→ Problem statement: Everything from the line containing "Transcribe this image's" through the last line of the data below is to be retyped exactly, apart from the pictures.

[Figure content listings]
[Start]
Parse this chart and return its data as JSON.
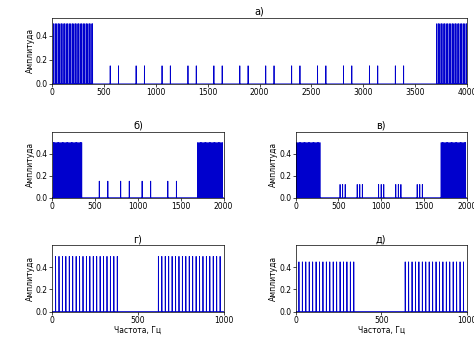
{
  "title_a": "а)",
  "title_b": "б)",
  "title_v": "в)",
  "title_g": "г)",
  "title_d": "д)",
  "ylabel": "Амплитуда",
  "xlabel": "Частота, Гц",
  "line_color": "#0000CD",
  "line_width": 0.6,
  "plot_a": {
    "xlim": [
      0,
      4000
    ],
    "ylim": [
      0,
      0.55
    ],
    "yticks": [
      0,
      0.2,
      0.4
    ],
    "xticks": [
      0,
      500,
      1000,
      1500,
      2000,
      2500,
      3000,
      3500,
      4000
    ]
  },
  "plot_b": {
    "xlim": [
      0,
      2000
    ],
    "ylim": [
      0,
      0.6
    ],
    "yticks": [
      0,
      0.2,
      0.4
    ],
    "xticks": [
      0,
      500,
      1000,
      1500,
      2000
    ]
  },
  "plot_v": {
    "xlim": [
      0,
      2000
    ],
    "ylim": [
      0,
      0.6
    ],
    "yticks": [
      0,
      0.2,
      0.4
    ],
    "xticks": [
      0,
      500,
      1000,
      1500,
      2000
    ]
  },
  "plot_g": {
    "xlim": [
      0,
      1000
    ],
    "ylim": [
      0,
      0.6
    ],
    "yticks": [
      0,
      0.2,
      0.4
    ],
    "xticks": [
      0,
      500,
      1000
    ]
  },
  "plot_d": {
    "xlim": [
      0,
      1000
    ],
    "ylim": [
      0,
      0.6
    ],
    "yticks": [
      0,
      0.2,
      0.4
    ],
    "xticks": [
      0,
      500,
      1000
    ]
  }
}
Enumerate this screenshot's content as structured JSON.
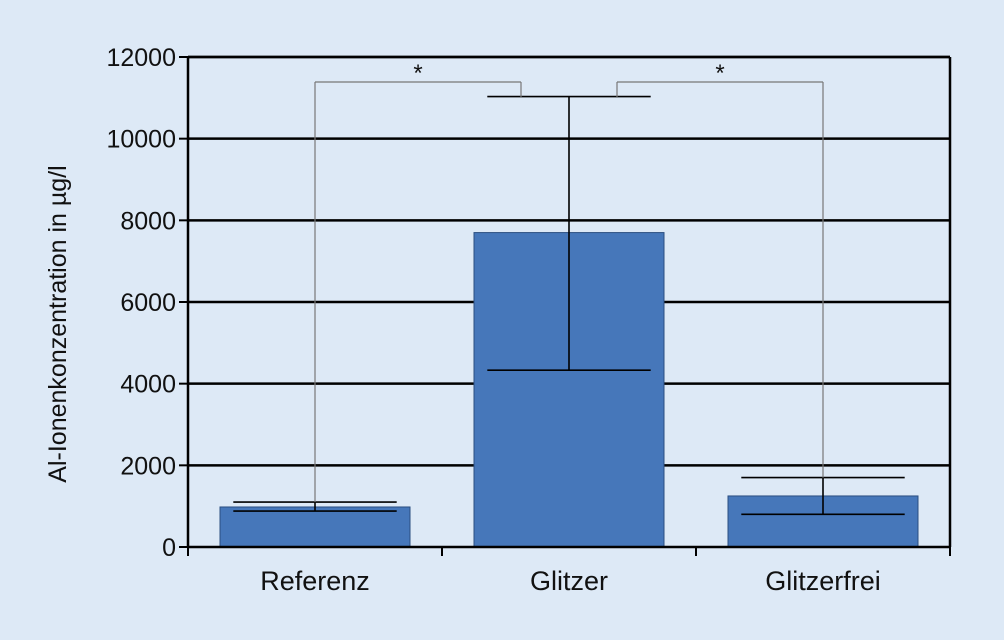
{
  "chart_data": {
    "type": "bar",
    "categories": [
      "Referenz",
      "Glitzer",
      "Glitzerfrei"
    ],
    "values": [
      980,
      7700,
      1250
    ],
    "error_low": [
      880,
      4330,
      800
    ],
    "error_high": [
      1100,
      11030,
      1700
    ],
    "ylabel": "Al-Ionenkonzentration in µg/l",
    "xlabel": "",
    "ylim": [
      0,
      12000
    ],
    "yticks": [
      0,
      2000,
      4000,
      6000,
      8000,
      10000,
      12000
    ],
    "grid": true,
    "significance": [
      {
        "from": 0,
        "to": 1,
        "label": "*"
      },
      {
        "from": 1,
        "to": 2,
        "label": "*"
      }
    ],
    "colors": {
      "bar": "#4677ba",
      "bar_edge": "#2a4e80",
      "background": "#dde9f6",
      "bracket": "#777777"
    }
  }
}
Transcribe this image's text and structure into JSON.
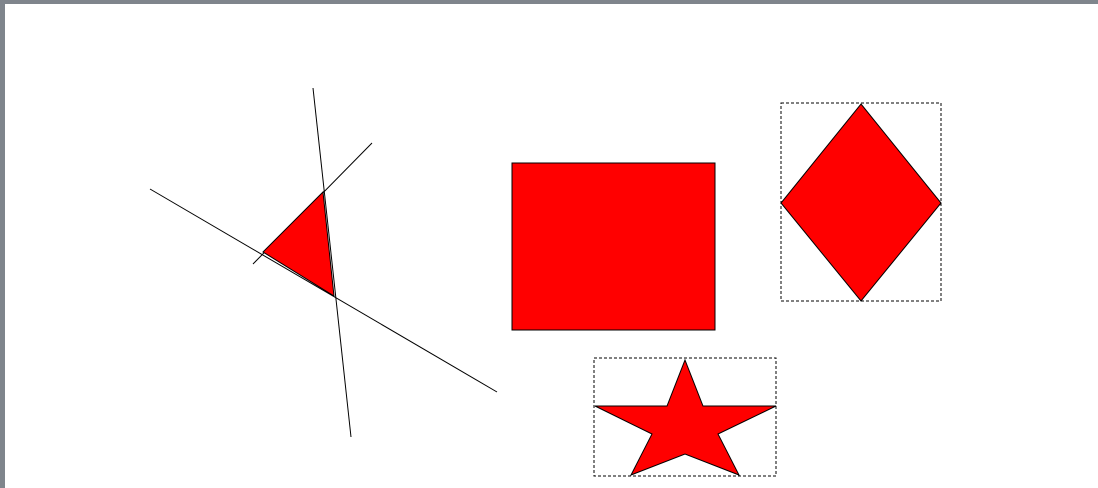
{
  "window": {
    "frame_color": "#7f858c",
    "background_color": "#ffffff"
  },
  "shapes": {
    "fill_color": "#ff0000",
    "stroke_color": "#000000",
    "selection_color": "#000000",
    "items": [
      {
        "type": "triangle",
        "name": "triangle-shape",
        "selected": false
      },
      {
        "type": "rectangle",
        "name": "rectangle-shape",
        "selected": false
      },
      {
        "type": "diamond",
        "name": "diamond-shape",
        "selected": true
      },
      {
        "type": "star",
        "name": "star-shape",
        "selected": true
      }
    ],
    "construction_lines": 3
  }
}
[End]
→ Solution to the problem:
Transcribe this image's text and structure into JSON.
{
  "window": {
    "frame_color": "#7f858c",
    "background_color": "#ffffff"
  },
  "shapes": {
    "fill_color": "#ff0000",
    "stroke_color": "#000000",
    "selection_color": "#000000",
    "items": [
      {
        "type": "triangle",
        "name": "triangle-shape",
        "selected": false
      },
      {
        "type": "rectangle",
        "name": "rectangle-shape",
        "selected": false
      },
      {
        "type": "diamond",
        "name": "diamond-shape",
        "selected": true
      },
      {
        "type": "star",
        "name": "star-shape",
        "selected": true
      }
    ],
    "construction_lines": 3
  }
}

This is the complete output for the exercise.